#### Exercise instructions:
Below are some records; retype all of them exactly.

#### Supplied entries:
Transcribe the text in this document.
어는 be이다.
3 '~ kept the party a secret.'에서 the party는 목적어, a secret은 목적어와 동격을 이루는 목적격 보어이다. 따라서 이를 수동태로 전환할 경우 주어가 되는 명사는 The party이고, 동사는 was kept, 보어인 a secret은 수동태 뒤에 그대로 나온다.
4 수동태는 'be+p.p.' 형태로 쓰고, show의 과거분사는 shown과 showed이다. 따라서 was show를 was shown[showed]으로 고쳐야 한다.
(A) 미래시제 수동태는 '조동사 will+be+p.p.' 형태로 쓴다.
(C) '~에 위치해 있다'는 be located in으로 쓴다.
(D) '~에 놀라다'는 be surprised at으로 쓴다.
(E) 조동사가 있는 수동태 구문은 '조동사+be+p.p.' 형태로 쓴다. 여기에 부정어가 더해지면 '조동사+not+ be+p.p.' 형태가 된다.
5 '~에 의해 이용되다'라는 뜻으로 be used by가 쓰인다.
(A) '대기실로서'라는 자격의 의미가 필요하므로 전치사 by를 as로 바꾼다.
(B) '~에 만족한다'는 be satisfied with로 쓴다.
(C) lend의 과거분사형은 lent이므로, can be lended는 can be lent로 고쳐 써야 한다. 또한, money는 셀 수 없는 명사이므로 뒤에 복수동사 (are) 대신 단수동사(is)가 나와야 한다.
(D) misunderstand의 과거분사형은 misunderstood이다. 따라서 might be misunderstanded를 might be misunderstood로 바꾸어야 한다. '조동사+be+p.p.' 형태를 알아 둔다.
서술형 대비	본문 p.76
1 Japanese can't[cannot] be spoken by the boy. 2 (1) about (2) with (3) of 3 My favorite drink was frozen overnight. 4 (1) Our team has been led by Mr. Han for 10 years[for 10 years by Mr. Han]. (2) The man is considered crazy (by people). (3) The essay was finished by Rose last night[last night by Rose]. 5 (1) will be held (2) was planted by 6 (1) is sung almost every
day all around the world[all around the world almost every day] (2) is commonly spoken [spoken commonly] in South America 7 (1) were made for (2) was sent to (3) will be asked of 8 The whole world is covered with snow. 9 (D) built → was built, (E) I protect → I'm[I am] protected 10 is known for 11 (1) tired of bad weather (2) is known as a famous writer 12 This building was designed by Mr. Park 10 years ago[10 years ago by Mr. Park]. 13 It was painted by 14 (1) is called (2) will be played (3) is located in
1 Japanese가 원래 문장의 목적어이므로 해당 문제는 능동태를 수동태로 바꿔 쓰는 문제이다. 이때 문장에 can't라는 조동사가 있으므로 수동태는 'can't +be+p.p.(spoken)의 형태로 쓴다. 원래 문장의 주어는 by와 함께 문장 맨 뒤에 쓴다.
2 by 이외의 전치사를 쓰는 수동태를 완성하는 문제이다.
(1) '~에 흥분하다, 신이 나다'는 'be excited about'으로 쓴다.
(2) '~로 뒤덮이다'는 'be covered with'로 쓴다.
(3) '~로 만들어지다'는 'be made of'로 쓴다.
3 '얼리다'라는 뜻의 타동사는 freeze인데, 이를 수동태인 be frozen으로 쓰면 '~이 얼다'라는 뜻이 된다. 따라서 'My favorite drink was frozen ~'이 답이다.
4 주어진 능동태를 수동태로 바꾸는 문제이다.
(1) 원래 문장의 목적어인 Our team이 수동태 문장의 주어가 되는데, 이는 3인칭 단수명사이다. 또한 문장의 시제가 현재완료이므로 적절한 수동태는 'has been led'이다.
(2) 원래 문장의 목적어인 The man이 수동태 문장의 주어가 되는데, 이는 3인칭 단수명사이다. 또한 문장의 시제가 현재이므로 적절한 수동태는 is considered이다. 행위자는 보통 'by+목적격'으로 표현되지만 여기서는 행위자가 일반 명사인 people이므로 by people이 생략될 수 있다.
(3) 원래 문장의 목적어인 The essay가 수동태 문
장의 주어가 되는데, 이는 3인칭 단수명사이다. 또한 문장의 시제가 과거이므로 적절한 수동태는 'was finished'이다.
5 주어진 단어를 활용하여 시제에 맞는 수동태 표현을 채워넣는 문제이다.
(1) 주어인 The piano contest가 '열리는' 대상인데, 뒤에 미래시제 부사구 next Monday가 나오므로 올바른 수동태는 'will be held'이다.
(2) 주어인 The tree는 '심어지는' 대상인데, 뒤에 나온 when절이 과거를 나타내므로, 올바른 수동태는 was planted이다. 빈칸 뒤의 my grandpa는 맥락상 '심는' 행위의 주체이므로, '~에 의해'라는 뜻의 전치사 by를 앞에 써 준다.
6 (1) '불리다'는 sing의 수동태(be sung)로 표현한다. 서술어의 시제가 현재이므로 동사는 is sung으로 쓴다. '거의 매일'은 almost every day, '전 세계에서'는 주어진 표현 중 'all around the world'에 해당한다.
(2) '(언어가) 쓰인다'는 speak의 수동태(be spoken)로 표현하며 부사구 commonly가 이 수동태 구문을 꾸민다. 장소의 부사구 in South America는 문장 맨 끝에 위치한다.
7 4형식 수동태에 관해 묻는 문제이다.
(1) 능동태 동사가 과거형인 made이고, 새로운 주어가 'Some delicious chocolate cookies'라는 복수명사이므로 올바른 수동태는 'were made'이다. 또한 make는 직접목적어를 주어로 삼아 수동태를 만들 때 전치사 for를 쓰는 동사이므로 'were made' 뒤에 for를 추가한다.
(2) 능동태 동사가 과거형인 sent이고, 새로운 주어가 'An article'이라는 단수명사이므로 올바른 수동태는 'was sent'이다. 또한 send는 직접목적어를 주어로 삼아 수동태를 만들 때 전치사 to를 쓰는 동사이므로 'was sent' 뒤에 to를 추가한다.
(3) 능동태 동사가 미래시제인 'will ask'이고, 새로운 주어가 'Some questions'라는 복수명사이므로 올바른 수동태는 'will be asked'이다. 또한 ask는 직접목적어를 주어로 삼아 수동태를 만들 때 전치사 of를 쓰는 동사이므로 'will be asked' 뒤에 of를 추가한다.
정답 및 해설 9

#### Full response:
Transcribe the text in this document.
어는 be이다.
3 '~ kept the party a secret.'에서 the party는 목적어, a secret은 목적어와 동격을 이루는 목적격 보어이다. 따라서 이를 수동태로 전환할 경우 주어가 되는 명사는 The party이고, 동사는 was kept, 보어인 a secret은 수동태 뒤에 그대로 나온다.
4 수동태는 'be+p.p.' 형태로 쓰고, show의 과거분사는 shown과 showed이다. 따라서 was show를 was shown[showed]으로 고쳐야 한다.
(A) 미래시제 수동태는 '조동사 will+be+p.p.' 형태로 쓴다.
(C) '~에 위치해 있다'는 be located in으로 쓴다.
(D) '~에 놀라다'는 be surprised at으로 쓴다.
(E) 조동사가 있는 수동태 구문은 '조동사+be+p.p.' 형태로 쓴다. 여기에 부정어가 더해지면 '조동사+not+ be+p.p.' 형태가 된다.
5 '~에 의해 이용되다'라는 뜻으로 be used by가 쓰인다.
(A) '대기실로서'라는 자격의 의미가 필요하므로 전치사 by를 as로 바꾼다.
(B) '~에 만족한다'는 be satisfied with로 쓴다.
(C) lend의 과거분사형은 lent이므로, can be lended는 can be lent로 고쳐 써야 한다. 또한, money는 셀 수 없는 명사이므로 뒤에 복수동사 (are) 대신 단수동사(is)가 나와야 한다.
(D) misunderstand의 과거분사형은 misunderstood이다. 따라서 might be misunderstanded를 might be misunderstood로 바꾸어야 한다. '조동사+be+p.p.' 형태를 알아 둔다.
서술형 대비	본문 p.76
1 Japanese can't[cannot] be spoken by the boy. 2 (1) about (2) with (3) of 3 My favorite drink was frozen overnight. 4 (1) Our team has been led by Mr. Han for 10 years[for 10 years by Mr. Han]. (2) The man is considered crazy (by people). (3) The essay was finished by Rose last night[last night by Rose]. 5 (1) will be held (2) was planted by 6 (1) is sung almost every
day all around the world[all around the world almost every day] (2) is commonly spoken [spoken commonly] in South America 7 (1) were made for (2) was sent to (3) will be asked of 8 The whole world is covered with snow. 9 (D) built → was built, (E) I protect → I'm[I am] protected 10 is known for 11 (1) tired of bad weather (2) is known as a famous writer 12 This building was designed by Mr. Park 10 years ago[10 years ago by Mr. Park]. 13 It was painted by 14 (1) is called (2) will be played (3) is located in
1 Japanese가 원래 문장의 목적어이므로 해당 문제는 능동태를 수동태로 바꿔 쓰는 문제이다. 이때 문장에 can't라는 조동사가 있으므로 수동태는 'can't +be+p.p.(spoken)의 형태로 쓴다. 원래 문장의 주어는 by와 함께 문장 맨 뒤에 쓴다.
2 by 이외의 전치사를 쓰는 수동태를 완성하는 문제이다.
(1) '~에 흥분하다, 신이 나다'는 'be excited about'으로 쓴다.
(2) '~로 뒤덮이다'는 'be covered with'로 쓴다.
(3) '~로 만들어지다'는 'be made of'로 쓴다.
3 '얼리다'라는 뜻의 타동사는 freeze인데, 이를 수동태인 be frozen으로 쓰면 '~이 얼다'라는 뜻이 된다. 따라서 'My favorite drink was frozen ~'이 답이다.
4 주어진 능동태를 수동태로 바꾸는 문제이다.
(1) 원래 문장의 목적어인 Our team이 수동태 문장의 주어가 되는데, 이는 3인칭 단수명사이다. 또한 문장의 시제가 현재완료이므로 적절한 수동태는 'has been led'이다.
(2) 원래 문장의 목적어인 The man이 수동태 문장의 주어가 되는데, 이는 3인칭 단수명사이다. 또한 문장의 시제가 현재이므로 적절한 수동태는 is considered이다. 행위자는 보통 'by+목적격'으로 표현되지만 여기서는 행위자가 일반 명사인 people이므로 by people이 생략될 수 있다.
(3) 원래 문장의 목적어인 The essay가 수동태 문
장의 주어가 되는데, 이는 3인칭 단수명사이다. 또한 문장의 시제가 과거이므로 적절한 수동태는 'was finished'이다.
5 주어진 단어를 활용하여 시제에 맞는 수동태 표현을 채워넣는 문제이다.
(1) 주어인 The piano contest가 '열리는' 대상인데, 뒤에 미래시제 부사구 next Monday가 나오므로 올바른 수동태는 'will be held'이다.
(2) 주어인 The tree는 '심어지는' 대상인데, 뒤에 나온 when절이 과거를 나타내므로, 올바른 수동태는 was planted이다. 빈칸 뒤의 my grandpa는 맥락상 '심는' 행위의 주체이므로, '~에 의해'라는 뜻의 전치사 by를 앞에 써 준다.
6 (1) '불리다'는 sing의 수동태(be sung)로 표현한다. 서술어의 시제가 현재이므로 동사는 is sung으로 쓴다. '거의 매일'은 almost every day, '전 세계에서'는 주어진 표현 중 'all around the world'에 해당한다.
(2) '(언어가) 쓰인다'는 speak의 수동태(be spoken)로 표현하며 부사구 commonly가 이 수동태 구문을 꾸민다. 장소의 부사구 in South America는 문장 맨 끝에 위치한다.
7 4형식 수동태에 관해 묻는 문제이다.
(1) 능동태 동사가 과거형인 made이고, 새로운 주어가 'Some delicious chocolate cookies'라는 복수명사이므로 올바른 수동태는 'were made'이다. 또한 make는 직접목적어를 주어로 삼아 수동태를 만들 때 전치사 for를 쓰는 동사이므로 'were made' 뒤에 for를 추가한다.
(2) 능동태 동사가 과거형인 sent이고, 새로운 주어가 'An article'이라는 단수명사이므로 올바른 수동태는 'was sent'이다. 또한 send는 직접목적어를 주어로 삼아 수동태를 만들 때 전치사 to를 쓰는 동사이므로 'was sent' 뒤에 to를 추가한다.
(3) 능동태 동사가 미래시제인 'will ask'이고, 새로운 주어가 'Some questions'라는 복수명사이므로 올바른 수동태는 'will be asked'이다. 또한 ask는 직접목적어를 주어로 삼아 수동태를 만들 때 전치사 of를 쓰는 동사이므로 'will be asked' 뒤에 of를 추가한다.
정답 및 해설 9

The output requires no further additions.